Recorded data:
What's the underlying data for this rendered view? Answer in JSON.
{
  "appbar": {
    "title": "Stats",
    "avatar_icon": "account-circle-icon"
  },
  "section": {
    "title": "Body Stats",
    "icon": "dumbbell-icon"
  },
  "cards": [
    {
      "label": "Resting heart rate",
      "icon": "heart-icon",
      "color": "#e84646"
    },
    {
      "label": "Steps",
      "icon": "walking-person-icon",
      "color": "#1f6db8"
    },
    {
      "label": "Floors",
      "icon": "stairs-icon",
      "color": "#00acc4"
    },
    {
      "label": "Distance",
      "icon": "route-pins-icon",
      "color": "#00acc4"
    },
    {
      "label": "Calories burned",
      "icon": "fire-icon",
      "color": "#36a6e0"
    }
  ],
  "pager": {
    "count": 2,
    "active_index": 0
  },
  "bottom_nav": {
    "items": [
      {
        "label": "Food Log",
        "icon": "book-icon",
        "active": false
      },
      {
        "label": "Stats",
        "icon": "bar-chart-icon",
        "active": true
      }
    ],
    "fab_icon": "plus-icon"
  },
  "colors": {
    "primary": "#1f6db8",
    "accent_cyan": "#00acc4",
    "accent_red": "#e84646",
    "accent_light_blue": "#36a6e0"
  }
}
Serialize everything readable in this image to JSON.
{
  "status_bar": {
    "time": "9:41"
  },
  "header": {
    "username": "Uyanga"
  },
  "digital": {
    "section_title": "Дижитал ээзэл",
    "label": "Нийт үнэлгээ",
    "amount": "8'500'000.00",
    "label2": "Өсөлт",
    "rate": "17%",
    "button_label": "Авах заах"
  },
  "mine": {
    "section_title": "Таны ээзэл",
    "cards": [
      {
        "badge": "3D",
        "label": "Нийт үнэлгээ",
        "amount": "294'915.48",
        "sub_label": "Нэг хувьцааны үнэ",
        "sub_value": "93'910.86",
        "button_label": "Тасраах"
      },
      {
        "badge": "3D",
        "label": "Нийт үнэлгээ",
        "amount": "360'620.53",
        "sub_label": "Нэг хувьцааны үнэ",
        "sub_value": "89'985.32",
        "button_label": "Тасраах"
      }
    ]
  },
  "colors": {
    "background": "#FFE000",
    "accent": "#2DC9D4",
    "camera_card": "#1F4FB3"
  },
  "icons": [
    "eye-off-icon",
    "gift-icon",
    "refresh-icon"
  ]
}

◆ TASK BRIEF:
Your task is to repeat every entry exactly.

◆ RESULT:
What's the underlying data for this rendered view? Answer in JSON.
{
  "appbar": {
    "title": "Stats",
    "avatar_icon": "account-circle-icon"
  },
  "section": {
    "title": "Body Stats",
    "icon": "dumbbell-icon"
  },
  "cards": [
    {
      "label": "Resting heart rate",
      "icon": "heart-icon",
      "color": "#e84646"
    },
    {
      "label": "Steps",
      "icon": "walking-person-icon",
      "color": "#1f6db8"
    },
    {
      "label": "Floors",
      "icon": "stairs-icon",
      "color": "#00acc4"
    },
    {
      "label": "Distance",
      "icon": "route-pins-icon",
      "color": "#00acc4"
    },
    {
      "label": "Calories burned",
      "icon": "fire-icon",
      "color": "#36a6e0"
    }
  ],
  "pager": {
    "count": 2,
    "active_index": 0
  },
  "bottom_nav": {
    "items": [
      {
        "label": "Food Log",
        "icon": "book-icon",
        "active": false
      },
      {
        "label": "Stats",
        "icon": "bar-chart-icon",
        "active": true
      }
    ],
    "fab_icon": "plus-icon"
  },
  "colors": {
    "primary": "#1f6db8",
    "accent_cyan": "#00acc4",
    "accent_red": "#e84646",
    "accent_light_blue": "#36a6e0"
  }
}
Serialize everything readable in this image to JSON.
{
  "status_bar": {
    "time": "9:41"
  },
  "header": {
    "username": "Uyanga"
  },
  "digital": {
    "section_title": "Дижитал ээзэл",
    "label": "Нийт үнэлгээ",
    "amount": "8'500'000.00",
    "label2": "Өсөлт",
    "rate": "17%",
    "button_label": "Авах заах"
  },
  "mine": {
    "section_title": "Таны ээзэл",
    "cards": [
      {
        "badge": "3D",
        "label": "Нийт үнэлгээ",
        "amount": "294'915.48",
        "sub_label": "Нэг хувьцааны үнэ",
        "sub_value": "93'910.86",
        "button_label": "Тасраах"
      },
      {
        "badge": "3D",
        "label": "Нийт үнэлгээ",
        "amount": "360'620.53",
        "sub_label": "Нэг хувьцааны үнэ",
        "sub_value": "89'985.32",
        "button_label": "Тасраах"
      }
    ]
  },
  "colors": {
    "background": "#FFE000",
    "accent": "#2DC9D4",
    "camera_card": "#1F4FB3"
  },
  "icons": [
    "eye-off-icon",
    "gift-icon",
    "refresh-icon"
  ]
}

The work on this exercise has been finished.